Entries with figure data:

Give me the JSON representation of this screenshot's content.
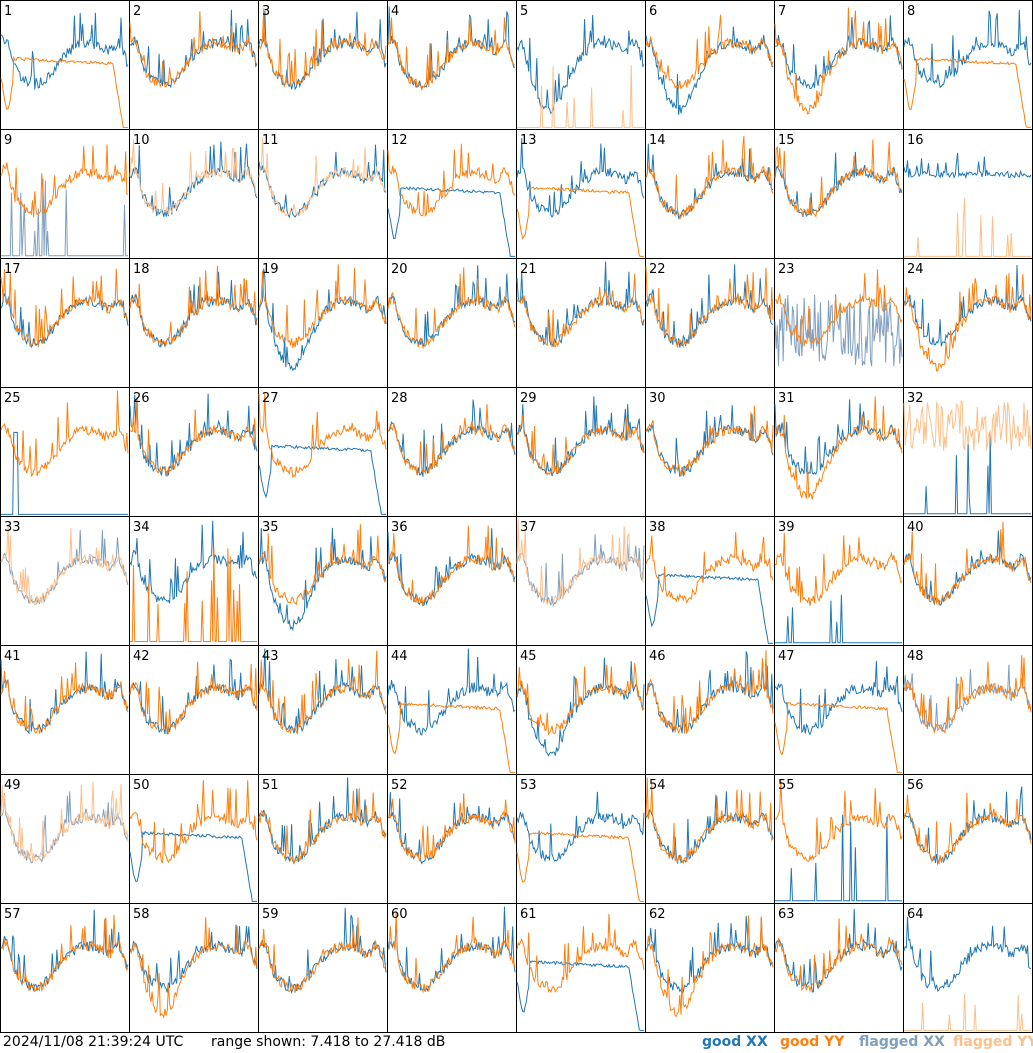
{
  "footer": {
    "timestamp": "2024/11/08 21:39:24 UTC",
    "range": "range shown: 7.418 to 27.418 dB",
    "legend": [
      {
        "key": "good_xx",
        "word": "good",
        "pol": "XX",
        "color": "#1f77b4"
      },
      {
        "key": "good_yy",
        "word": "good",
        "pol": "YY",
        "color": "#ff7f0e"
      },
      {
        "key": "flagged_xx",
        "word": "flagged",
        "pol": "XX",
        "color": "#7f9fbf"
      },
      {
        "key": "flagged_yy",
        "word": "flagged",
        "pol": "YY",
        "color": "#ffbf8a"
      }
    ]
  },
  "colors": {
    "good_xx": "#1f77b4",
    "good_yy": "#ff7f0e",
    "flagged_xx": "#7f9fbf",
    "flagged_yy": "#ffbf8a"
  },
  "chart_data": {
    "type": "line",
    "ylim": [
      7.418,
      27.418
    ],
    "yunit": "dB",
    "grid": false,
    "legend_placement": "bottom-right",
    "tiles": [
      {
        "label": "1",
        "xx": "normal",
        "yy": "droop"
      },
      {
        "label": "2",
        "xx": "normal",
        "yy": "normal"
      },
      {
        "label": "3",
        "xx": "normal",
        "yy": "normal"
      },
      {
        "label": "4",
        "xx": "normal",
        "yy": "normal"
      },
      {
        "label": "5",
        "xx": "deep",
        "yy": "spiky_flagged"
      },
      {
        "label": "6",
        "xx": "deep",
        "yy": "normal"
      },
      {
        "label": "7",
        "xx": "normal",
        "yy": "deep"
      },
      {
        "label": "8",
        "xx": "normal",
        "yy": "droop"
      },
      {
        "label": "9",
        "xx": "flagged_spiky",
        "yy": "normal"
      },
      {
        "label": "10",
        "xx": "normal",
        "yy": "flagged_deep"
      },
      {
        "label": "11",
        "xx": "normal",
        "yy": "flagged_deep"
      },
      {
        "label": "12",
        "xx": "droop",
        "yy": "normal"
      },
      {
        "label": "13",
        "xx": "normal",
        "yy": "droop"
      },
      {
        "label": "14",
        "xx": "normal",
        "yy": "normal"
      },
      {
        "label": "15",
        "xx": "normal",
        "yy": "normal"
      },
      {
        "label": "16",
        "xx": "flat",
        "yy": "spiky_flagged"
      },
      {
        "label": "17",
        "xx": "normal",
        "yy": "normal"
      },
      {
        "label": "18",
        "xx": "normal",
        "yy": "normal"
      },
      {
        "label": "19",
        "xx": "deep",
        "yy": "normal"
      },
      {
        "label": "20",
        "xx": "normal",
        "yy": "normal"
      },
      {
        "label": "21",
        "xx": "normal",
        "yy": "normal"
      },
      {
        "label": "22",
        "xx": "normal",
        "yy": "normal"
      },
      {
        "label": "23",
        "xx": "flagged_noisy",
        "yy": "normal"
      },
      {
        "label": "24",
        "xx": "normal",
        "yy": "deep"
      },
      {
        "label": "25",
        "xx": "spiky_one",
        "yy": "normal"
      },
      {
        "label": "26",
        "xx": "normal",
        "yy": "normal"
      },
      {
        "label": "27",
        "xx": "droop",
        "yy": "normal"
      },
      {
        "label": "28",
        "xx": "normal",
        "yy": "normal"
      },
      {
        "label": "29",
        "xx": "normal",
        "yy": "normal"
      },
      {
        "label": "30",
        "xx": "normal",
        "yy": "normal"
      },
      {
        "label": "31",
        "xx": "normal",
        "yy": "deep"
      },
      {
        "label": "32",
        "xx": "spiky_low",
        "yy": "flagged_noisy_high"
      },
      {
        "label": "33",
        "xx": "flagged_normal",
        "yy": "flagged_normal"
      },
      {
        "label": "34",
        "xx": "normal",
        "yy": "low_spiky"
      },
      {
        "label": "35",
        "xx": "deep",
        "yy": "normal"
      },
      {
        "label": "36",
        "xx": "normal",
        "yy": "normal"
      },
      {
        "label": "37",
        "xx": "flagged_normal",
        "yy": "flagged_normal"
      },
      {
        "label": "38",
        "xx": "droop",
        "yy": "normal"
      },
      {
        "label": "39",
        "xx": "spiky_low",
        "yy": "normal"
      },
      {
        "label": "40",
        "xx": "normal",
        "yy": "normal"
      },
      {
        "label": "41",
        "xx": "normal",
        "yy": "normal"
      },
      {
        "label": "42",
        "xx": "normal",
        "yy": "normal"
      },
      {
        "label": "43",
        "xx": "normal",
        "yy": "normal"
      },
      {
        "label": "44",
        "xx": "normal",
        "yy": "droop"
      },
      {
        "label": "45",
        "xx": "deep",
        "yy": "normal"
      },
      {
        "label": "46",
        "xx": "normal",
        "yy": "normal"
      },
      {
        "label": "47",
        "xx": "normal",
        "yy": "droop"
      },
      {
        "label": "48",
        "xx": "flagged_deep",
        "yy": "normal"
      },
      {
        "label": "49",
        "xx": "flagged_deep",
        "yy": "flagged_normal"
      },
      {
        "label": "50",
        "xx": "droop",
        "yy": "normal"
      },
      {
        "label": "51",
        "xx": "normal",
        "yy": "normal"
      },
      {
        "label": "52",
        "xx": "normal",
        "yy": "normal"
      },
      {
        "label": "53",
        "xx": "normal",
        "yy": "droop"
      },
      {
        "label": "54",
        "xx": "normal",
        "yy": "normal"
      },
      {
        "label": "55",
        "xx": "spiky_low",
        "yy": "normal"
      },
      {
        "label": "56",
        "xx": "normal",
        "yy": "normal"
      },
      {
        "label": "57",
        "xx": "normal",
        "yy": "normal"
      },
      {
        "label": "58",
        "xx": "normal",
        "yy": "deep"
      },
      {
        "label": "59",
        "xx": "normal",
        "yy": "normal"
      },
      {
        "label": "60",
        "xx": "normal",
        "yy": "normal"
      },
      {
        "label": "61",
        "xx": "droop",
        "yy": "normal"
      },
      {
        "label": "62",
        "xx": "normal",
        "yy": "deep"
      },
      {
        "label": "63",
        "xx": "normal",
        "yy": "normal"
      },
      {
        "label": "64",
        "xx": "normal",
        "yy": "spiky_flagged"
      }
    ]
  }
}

§ **THE TASK**
Write the full listing out again with every line unchanged, but include no pictures.

§ **RESULT BELOW**
Give me the JSON representation of this screenshot's content.
{
  "footer": {
    "timestamp": "2024/11/08 21:39:24 UTC",
    "range": "range shown: 7.418 to 27.418 dB",
    "legend": [
      {
        "key": "good_xx",
        "word": "good",
        "pol": "XX",
        "color": "#1f77b4"
      },
      {
        "key": "good_yy",
        "word": "good",
        "pol": "YY",
        "color": "#ff7f0e"
      },
      {
        "key": "flagged_xx",
        "word": "flagged",
        "pol": "XX",
        "color": "#7f9fbf"
      },
      {
        "key": "flagged_yy",
        "word": "flagged",
        "pol": "YY",
        "color": "#ffbf8a"
      }
    ]
  },
  "colors": {
    "good_xx": "#1f77b4",
    "good_yy": "#ff7f0e",
    "flagged_xx": "#7f9fbf",
    "flagged_yy": "#ffbf8a"
  },
  "chart_data": {
    "type": "line",
    "ylim": [
      7.418,
      27.418
    ],
    "yunit": "dB",
    "grid": false,
    "legend_placement": "bottom-right",
    "tiles": [
      {
        "label": "1",
        "xx": "normal",
        "yy": "droop"
      },
      {
        "label": "2",
        "xx": "normal",
        "yy": "normal"
      },
      {
        "label": "3",
        "xx": "normal",
        "yy": "normal"
      },
      {
        "label": "4",
        "xx": "normal",
        "yy": "normal"
      },
      {
        "label": "5",
        "xx": "deep",
        "yy": "spiky_flagged"
      },
      {
        "label": "6",
        "xx": "deep",
        "yy": "normal"
      },
      {
        "label": "7",
        "xx": "normal",
        "yy": "deep"
      },
      {
        "label": "8",
        "xx": "normal",
        "yy": "droop"
      },
      {
        "label": "9",
        "xx": "flagged_spiky",
        "yy": "normal"
      },
      {
        "label": "10",
        "xx": "normal",
        "yy": "flagged_deep"
      },
      {
        "label": "11",
        "xx": "normal",
        "yy": "flagged_deep"
      },
      {
        "label": "12",
        "xx": "droop",
        "yy": "normal"
      },
      {
        "label": "13",
        "xx": "normal",
        "yy": "droop"
      },
      {
        "label": "14",
        "xx": "normal",
        "yy": "normal"
      },
      {
        "label": "15",
        "xx": "normal",
        "yy": "normal"
      },
      {
        "label": "16",
        "xx": "flat",
        "yy": "spiky_flagged"
      },
      {
        "label": "17",
        "xx": "normal",
        "yy": "normal"
      },
      {
        "label": "18",
        "xx": "normal",
        "yy": "normal"
      },
      {
        "label": "19",
        "xx": "deep",
        "yy": "normal"
      },
      {
        "label": "20",
        "xx": "normal",
        "yy": "normal"
      },
      {
        "label": "21",
        "xx": "normal",
        "yy": "normal"
      },
      {
        "label": "22",
        "xx": "normal",
        "yy": "normal"
      },
      {
        "label": "23",
        "xx": "flagged_noisy",
        "yy": "normal"
      },
      {
        "label": "24",
        "xx": "normal",
        "yy": "deep"
      },
      {
        "label": "25",
        "xx": "spiky_one",
        "yy": "normal"
      },
      {
        "label": "26",
        "xx": "normal",
        "yy": "normal"
      },
      {
        "label": "27",
        "xx": "droop",
        "yy": "normal"
      },
      {
        "label": "28",
        "xx": "normal",
        "yy": "normal"
      },
      {
        "label": "29",
        "xx": "normal",
        "yy": "normal"
      },
      {
        "label": "30",
        "xx": "normal",
        "yy": "normal"
      },
      {
        "label": "31",
        "xx": "normal",
        "yy": "deep"
      },
      {
        "label": "32",
        "xx": "spiky_low",
        "yy": "flagged_noisy_high"
      },
      {
        "label": "33",
        "xx": "flagged_normal",
        "yy": "flagged_normal"
      },
      {
        "label": "34",
        "xx": "normal",
        "yy": "low_spiky"
      },
      {
        "label": "35",
        "xx": "deep",
        "yy": "normal"
      },
      {
        "label": "36",
        "xx": "normal",
        "yy": "normal"
      },
      {
        "label": "37",
        "xx": "flagged_normal",
        "yy": "flagged_normal"
      },
      {
        "label": "38",
        "xx": "droop",
        "yy": "normal"
      },
      {
        "label": "39",
        "xx": "spiky_low",
        "yy": "normal"
      },
      {
        "label": "40",
        "xx": "normal",
        "yy": "normal"
      },
      {
        "label": "41",
        "xx": "normal",
        "yy": "normal"
      },
      {
        "label": "42",
        "xx": "normal",
        "yy": "normal"
      },
      {
        "label": "43",
        "xx": "normal",
        "yy": "normal"
      },
      {
        "label": "44",
        "xx": "normal",
        "yy": "droop"
      },
      {
        "label": "45",
        "xx": "deep",
        "yy": "normal"
      },
      {
        "label": "46",
        "xx": "normal",
        "yy": "normal"
      },
      {
        "label": "47",
        "xx": "normal",
        "yy": "droop"
      },
      {
        "label": "48",
        "xx": "flagged_deep",
        "yy": "normal"
      },
      {
        "label": "49",
        "xx": "flagged_deep",
        "yy": "flagged_normal"
      },
      {
        "label": "50",
        "xx": "droop",
        "yy": "normal"
      },
      {
        "label": "51",
        "xx": "normal",
        "yy": "normal"
      },
      {
        "label": "52",
        "xx": "normal",
        "yy": "normal"
      },
      {
        "label": "53",
        "xx": "normal",
        "yy": "droop"
      },
      {
        "label": "54",
        "xx": "normal",
        "yy": "normal"
      },
      {
        "label": "55",
        "xx": "spiky_low",
        "yy": "normal"
      },
      {
        "label": "56",
        "xx": "normal",
        "yy": "normal"
      },
      {
        "label": "57",
        "xx": "normal",
        "yy": "normal"
      },
      {
        "label": "58",
        "xx": "normal",
        "yy": "deep"
      },
      {
        "label": "59",
        "xx": "normal",
        "yy": "normal"
      },
      {
        "label": "60",
        "xx": "normal",
        "yy": "normal"
      },
      {
        "label": "61",
        "xx": "droop",
        "yy": "normal"
      },
      {
        "label": "62",
        "xx": "normal",
        "yy": "deep"
      },
      {
        "label": "63",
        "xx": "normal",
        "yy": "normal"
      },
      {
        "label": "64",
        "xx": "normal",
        "yy": "spiky_flagged"
      }
    ]
  }
}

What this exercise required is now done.